What you have to do
Write every record out again exactly, and keep images out of it.

Dataset excerpts
%%
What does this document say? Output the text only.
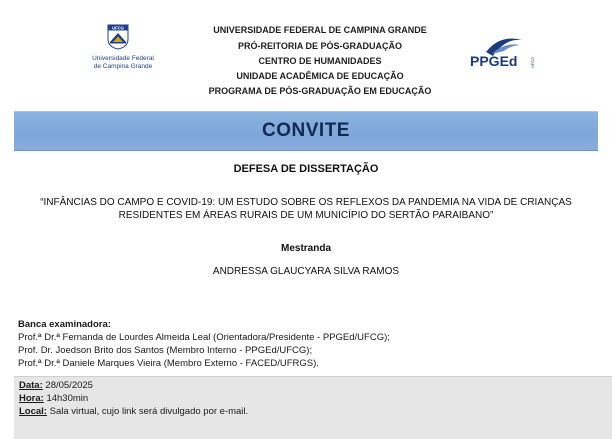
UFCG
Universidade Federal
de Campina Grande
UNIVERSIDADE FEDERAL DE CAMPINA GRANDE
PRÓ-REITORIA DE PÓS-GRADUAÇÃO
CENTRO DE HUMANIDADES
UNIDADE ACADÊMICA DE EDUCAÇÃO
PROGRAMA DE PÓS-GRADUAÇÃO EM EDUCAÇÃO
PPGEd	UFCG
CONVITE
DEFESA DE DISSERTAÇÃO
“INFÂNCIAS DO CAMPO E COVID-19: UM ESTUDO SOBRE OS REFLEXOS DA PANDEMIA NA VIDA DE CRIANÇAS
RESIDENTES EM ÁREAS RURAIS DE UM MUNICÍPIO DO SERTÃO PARAIBANO”
Mestranda
ANDRESSA GLAUCYARA SILVA RAMOS
Banca examinadora:
Prof.ª Dr.ª Fernanda de Lourdes Almeida Leal (Orientadora/Presidente - PPGEd/UFCG);
Prof. Dr. Joedson Brito dos Santos (Membro Interno - PPGEd/UFCG);
Prof.ª Dr.ª Daniele Marques Vieira (Membro Externo - FACED/UFRGS).
Data: 28/05/2025
Hora: 14h30min
Local: Sala virtual, cujo link será divulgado por e-mail.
%%
Full answer
What does this document say? Output the text only.
UFCG
Universidade Federal
de Campina Grande
UNIVERSIDADE FEDERAL DE CAMPINA GRANDE
PRÓ-REITORIA DE PÓS-GRADUAÇÃO
CENTRO DE HUMANIDADES
UNIDADE ACADÊMICA DE EDUCAÇÃO
PROGRAMA DE PÓS-GRADUAÇÃO EM EDUCAÇÃO
PPGEd	UFCG
CONVITE
DEFESA DE DISSERTAÇÃO
“INFÂNCIAS DO CAMPO E COVID-19: UM ESTUDO SOBRE OS REFLEXOS DA PANDEMIA NA VIDA DE CRIANÇAS
RESIDENTES EM ÁREAS RURAIS DE UM MUNICÍPIO DO SERTÃO PARAIBANO”
Mestranda
ANDRESSA GLAUCYARA SILVA RAMOS
Banca examinadora:
Prof.ª Dr.ª Fernanda de Lourdes Almeida Leal (Orientadora/Presidente - PPGEd/UFCG);
Prof. Dr. Joedson Brito dos Santos (Membro Interno - PPGEd/UFCG);
Prof.ª Dr.ª Daniele Marques Vieira (Membro Externo - FACED/UFRGS).
Data: 28/05/2025
Hora: 14h30min
Local: Sala virtual, cujo link será divulgado por e-mail.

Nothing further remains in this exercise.